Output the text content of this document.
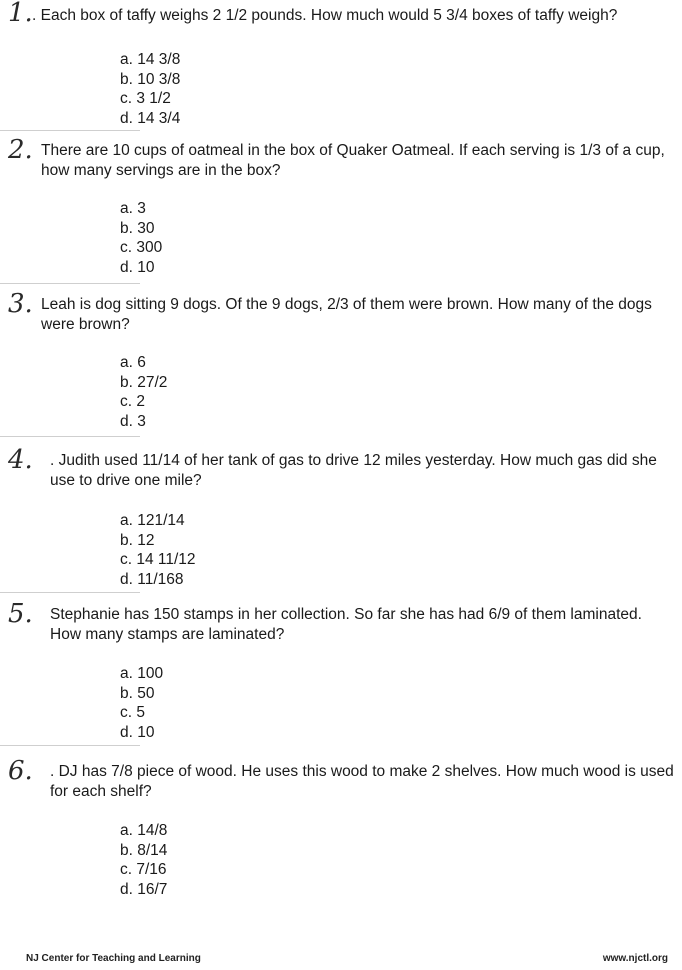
1. . Each box of taffy weighs 2 1/2 pounds. How much would 5 3/4 boxes of taffy weigh?
a. 14 3/8
b. 10 3/8
c. 3 1/2
d. 14 3/4
2. There are 10 cups of oatmeal in the box of Quaker Oatmeal. If each serving is 1/3 of a cup, how many servings are in the box?
a. 3
b. 30
c. 300
d. 10
3. Leah is dog sitting 9 dogs. Of the 9 dogs, 2/3 of them were brown. How many of the dogs were brown?
a. 6
b. 27/2
c. 2
d. 3
4.	. Judith used 11/14 of her tank of gas to drive 12 miles yesterday. How much gas did she use to drive one mile?
a. 121/14
b. 12
c. 14 11/12
d. 11/168
5.	Stephanie has 150 stamps in her collection. So far she has had 6/9 of them laminated. How many stamps are laminated?
a. 100
b. 50
c. 5
d. 10
6.	. DJ has 7/8 piece of wood. He uses this wood to make 2 shelves. How much wood is used for each shelf?
a. 14/8
b. 8/14
c. 7/16
d. 16/7
NJ Center for Teaching and Learning	www.njctl.org
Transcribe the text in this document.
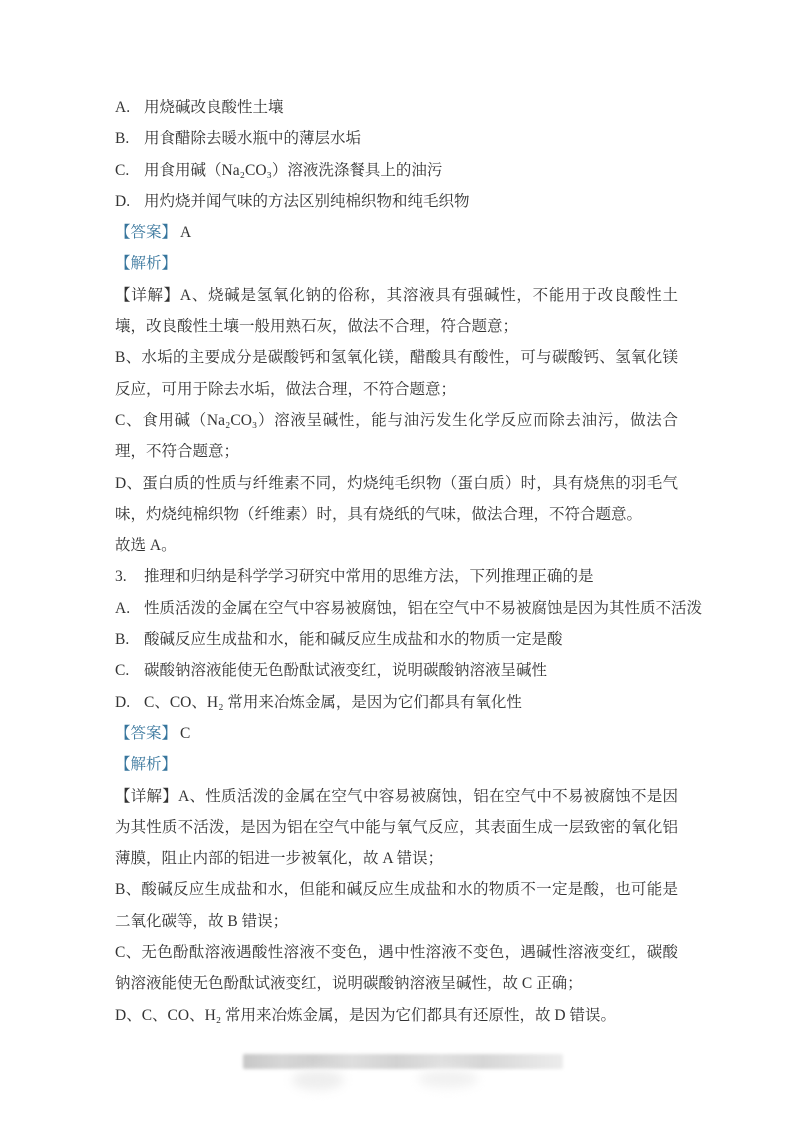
A. 用烧碱改良酸性土壤
B. 用食醋除去暖水瓶中的薄层水垢
C. 用食用碱（Na₂CO₃）溶液洗涤餐具上的油污
D. 用灼烧并闻气味的方法区别纯棉织物和纯毛织物
【答案】 A
【解析】

【详解】A、烧碱是氢氧化钠的俗称，其溶液具有强碱性，不能用于改良酸性土壤，改良酸性土壤一般用熟石灰，做法不合理，符合题意；

B、水垢的主要成分是碳酸钙和氢氧化镁，醋酸具有酸性，可与碳酸钙、氢氧化镁反应，可用于除去水垢，做法合理，不符合题意；

C、食用碱（Na₂CO₃）溶液呈碱性，能与油污发生化学反应而除去油污，做法合理，不符合题意；

D、蛋白质的性质与纤维素不同，灼烧纯毛织物（蛋白质）时，具有烧焦的羽毛气味，灼烧纯棉织物（纤维素）时，具有烧纸的气味，做法合理，不符合题意。

故选 A。

3.	推理和归纳是科学学习研究中常用的思维方法，下列推理正确的是
A. 性质活泼的金属在空气中容易被腐蚀，铝在空气中不易被腐蚀是因为其性质不活泼
B. 酸碱反应生成盐和水，能和碱反应生成盐和水的物质一定是酸
C. 碳酸钠溶液能使无色酚酞试液变红，说明碳酸钠溶液呈碱性
D. C、CO、H₂ 常用来冶炼金属，是因为它们都具有氧化性
【答案】 C
【解析】

【详解】A、性质活泼的金属在空气中容易被腐蚀，铝在空气中不易被腐蚀不是因为其性质不活泼，是因为铝在空气中能与氧气反应，其表面生成一层致密的氧化铝薄膜，阻止内部的铝进一步被氧化，故 A 错误；

B、酸碱反应生成盐和水，但能和碱反应生成盐和水的物质不一定是酸，也可能是二氧化碳等，故 B 错误；

C、无色酚酞溶液遇酸性溶液不变色，遇中性溶液不变色，遇碱性溶液变红，碳酸钠溶液能使无色酚酞试液变红，说明碳酸钠溶液呈碱性，故 C 正确；

D、C、CO、H₂ 常用来冶炼金属，是因为它们都具有还原性，故 D 错误。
--- --- ---
Exercise → Omit the pictures and please write out exactly the lines between the one containing "Transcribe the text in this document." and the last line of the entries, both included.

Complete output →
Transcribe the text in this document.
A. 用烧碱改良酸性土壤
B. 用食醋除去暖水瓶中的薄层水垢
C. 用食用碱（Na₂CO₃）溶液洗涤餐具上的油污
D. 用灼烧并闻气味的方法区别纯棉织物和纯毛织物
【答案】 A
【解析】

【详解】A、烧碱是氢氧化钠的俗称，其溶液具有强碱性，不能用于改良酸性土壤，改良酸性土壤一般用熟石灰，做法不合理，符合题意；

B、水垢的主要成分是碳酸钙和氢氧化镁，醋酸具有酸性，可与碳酸钙、氢氧化镁反应，可用于除去水垢，做法合理，不符合题意；

C、食用碱（Na₂CO₃）溶液呈碱性，能与油污发生化学反应而除去油污，做法合理，不符合题意；

D、蛋白质的性质与纤维素不同，灼烧纯毛织物（蛋白质）时，具有烧焦的羽毛气味，灼烧纯棉织物（纤维素）时，具有烧纸的气味，做法合理，不符合题意。

故选 A。

3.	推理和归纳是科学学习研究中常用的思维方法，下列推理正确的是
A. 性质活泼的金属在空气中容易被腐蚀，铝在空气中不易被腐蚀是因为其性质不活泼
B. 酸碱反应生成盐和水，能和碱反应生成盐和水的物质一定是酸
C. 碳酸钠溶液能使无色酚酞试液变红，说明碳酸钠溶液呈碱性
D. C、CO、H₂ 常用来冶炼金属，是因为它们都具有氧化性
【答案】 C
【解析】

【详解】A、性质活泼的金属在空气中容易被腐蚀，铝在空气中不易被腐蚀不是因为其性质不活泼，是因为铝在空气中能与氧气反应，其表面生成一层致密的氧化铝薄膜，阻止内部的铝进一步被氧化，故 A 错误；

B、酸碱反应生成盐和水，但能和碱反应生成盐和水的物质不一定是酸，也可能是二氧化碳等，故 B 错误；

C、无色酚酞溶液遇酸性溶液不变色，遇中性溶液不变色，遇碱性溶液变红，碳酸钠溶液能使无色酚酞试液变红，说明碳酸钠溶液呈碱性，故 C 正确；

D、C、CO、H₂ 常用来冶炼金属，是因为它们都具有还原性，故 D 错误。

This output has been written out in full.